Repeat exactly, and only, the lines from the one containing "Read all visible content and emit it as JSON." through the end of the records.

[Begin Task input]

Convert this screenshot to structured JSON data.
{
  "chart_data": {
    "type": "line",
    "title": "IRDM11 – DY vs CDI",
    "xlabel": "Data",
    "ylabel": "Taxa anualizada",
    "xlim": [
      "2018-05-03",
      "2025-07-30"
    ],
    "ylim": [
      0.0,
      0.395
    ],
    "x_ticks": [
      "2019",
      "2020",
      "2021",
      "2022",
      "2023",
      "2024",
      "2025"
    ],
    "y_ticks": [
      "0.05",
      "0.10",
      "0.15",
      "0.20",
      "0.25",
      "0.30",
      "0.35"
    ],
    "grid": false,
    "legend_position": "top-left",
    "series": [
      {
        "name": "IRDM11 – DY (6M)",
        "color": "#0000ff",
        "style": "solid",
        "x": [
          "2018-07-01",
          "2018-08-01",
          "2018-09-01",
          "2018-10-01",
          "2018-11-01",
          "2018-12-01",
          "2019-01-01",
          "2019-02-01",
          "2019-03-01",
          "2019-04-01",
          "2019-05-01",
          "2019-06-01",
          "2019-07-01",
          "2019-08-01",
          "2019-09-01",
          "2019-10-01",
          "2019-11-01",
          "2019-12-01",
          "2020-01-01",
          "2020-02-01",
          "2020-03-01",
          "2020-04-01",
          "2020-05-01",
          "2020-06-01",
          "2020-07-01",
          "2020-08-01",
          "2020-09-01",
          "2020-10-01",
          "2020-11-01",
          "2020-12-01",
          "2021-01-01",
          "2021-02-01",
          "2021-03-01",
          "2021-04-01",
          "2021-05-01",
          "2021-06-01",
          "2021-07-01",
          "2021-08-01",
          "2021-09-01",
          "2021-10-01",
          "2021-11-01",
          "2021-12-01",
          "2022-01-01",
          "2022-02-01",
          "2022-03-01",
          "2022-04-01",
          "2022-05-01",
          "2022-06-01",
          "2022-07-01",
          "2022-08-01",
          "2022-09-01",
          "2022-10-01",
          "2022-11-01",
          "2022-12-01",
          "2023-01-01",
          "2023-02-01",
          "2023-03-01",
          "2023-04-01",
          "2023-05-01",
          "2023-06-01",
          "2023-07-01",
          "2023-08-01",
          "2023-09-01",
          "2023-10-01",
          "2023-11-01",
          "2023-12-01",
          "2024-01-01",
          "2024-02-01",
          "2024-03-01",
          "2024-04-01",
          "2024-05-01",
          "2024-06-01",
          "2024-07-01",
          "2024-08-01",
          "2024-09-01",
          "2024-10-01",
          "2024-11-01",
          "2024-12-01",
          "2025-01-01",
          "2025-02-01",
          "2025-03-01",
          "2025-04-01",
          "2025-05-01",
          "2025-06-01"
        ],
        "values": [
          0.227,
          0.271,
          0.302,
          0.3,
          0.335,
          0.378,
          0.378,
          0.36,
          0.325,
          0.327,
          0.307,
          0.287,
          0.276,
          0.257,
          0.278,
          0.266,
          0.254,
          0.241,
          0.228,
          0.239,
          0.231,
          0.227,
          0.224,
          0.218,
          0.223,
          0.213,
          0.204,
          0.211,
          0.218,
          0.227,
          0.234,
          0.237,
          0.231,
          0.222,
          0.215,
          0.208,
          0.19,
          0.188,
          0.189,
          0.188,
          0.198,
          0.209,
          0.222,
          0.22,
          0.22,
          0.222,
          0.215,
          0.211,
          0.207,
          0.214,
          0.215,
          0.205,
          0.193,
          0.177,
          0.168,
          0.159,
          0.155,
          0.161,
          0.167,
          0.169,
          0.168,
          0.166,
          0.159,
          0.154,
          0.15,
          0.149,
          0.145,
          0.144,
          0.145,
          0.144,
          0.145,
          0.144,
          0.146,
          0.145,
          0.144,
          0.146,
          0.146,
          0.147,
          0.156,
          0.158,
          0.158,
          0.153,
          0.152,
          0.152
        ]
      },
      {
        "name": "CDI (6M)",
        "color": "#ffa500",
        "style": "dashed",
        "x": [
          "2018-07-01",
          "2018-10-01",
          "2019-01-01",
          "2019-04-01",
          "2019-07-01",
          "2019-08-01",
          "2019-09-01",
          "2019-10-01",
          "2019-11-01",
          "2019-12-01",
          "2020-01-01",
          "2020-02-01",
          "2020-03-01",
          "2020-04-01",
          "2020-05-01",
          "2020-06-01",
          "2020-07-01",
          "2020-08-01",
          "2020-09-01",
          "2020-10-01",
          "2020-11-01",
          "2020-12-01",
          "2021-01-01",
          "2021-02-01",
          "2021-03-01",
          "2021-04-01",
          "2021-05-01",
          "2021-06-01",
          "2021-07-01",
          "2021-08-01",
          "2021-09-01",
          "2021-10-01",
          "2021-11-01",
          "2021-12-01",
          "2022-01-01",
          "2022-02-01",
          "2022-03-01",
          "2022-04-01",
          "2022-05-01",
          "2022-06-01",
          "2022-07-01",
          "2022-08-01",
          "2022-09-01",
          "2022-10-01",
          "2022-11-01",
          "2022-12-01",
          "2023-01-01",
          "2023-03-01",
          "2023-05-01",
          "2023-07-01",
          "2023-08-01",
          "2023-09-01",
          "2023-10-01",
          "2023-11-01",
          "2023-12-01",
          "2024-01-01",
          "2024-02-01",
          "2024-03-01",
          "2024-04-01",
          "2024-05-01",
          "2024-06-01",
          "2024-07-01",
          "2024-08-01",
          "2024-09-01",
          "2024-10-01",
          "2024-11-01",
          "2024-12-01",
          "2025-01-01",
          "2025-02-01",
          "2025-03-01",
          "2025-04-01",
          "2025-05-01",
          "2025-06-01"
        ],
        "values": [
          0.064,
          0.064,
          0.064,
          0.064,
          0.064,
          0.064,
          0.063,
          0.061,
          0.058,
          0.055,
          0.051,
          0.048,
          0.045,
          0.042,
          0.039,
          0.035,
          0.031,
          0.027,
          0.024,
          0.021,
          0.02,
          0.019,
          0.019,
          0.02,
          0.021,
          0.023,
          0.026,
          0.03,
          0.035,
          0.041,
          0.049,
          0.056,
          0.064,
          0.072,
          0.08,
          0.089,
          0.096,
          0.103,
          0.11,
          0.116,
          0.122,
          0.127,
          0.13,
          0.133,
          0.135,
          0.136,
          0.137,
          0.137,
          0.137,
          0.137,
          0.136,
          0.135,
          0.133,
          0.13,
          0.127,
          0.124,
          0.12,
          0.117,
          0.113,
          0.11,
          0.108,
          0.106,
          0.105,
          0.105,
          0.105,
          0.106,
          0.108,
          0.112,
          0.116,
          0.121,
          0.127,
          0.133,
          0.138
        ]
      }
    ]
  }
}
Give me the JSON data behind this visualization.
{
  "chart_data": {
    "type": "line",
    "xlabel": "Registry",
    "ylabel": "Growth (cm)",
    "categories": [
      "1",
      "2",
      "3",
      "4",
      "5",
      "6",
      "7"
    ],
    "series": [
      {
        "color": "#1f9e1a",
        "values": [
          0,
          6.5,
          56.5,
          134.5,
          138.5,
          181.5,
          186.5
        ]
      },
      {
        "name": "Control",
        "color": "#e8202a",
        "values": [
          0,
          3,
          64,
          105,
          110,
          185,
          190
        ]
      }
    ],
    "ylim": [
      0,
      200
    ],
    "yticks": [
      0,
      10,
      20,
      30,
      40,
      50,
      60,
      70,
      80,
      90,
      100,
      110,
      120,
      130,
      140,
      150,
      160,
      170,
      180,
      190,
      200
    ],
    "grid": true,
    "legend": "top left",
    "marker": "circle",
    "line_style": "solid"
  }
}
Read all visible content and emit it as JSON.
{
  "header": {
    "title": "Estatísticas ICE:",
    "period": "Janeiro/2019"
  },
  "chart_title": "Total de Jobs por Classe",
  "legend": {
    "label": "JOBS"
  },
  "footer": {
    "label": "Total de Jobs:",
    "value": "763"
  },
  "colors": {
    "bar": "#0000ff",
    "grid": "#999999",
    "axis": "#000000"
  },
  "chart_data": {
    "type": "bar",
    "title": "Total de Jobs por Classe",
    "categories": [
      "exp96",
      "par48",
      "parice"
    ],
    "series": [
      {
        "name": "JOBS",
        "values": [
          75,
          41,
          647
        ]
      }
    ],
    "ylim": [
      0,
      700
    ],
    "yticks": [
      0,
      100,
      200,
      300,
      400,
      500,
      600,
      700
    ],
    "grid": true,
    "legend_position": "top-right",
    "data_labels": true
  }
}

[End Task input]

The response:
Read all visible content and emit it as JSON.
{
  "header": {
    "title": "Estatísticas ICE:",
    "period": "Janeiro/2019"
  },
  "chart_title": "Total de Jobs por Classe",
  "legend": {
    "label": "JOBS"
  },
  "footer": {
    "label": "Total de Jobs:",
    "value": "763"
  },
  "colors": {
    "bar": "#0000ff",
    "grid": "#999999",
    "axis": "#000000"
  },
  "chart_data": {
    "type": "bar",
    "title": "Total de Jobs por Classe",
    "categories": [
      "exp96",
      "par48",
      "parice"
    ],
    "series": [
      {
        "name": "JOBS",
        "values": [
          75,
          41,
          647
        ]
      }
    ],
    "ylim": [
      0,
      700
    ],
    "yticks": [
      0,
      100,
      200,
      300,
      400,
      500,
      600,
      700
    ],
    "grid": true,
    "legend_position": "top-right",
    "data_labels": true
  }
}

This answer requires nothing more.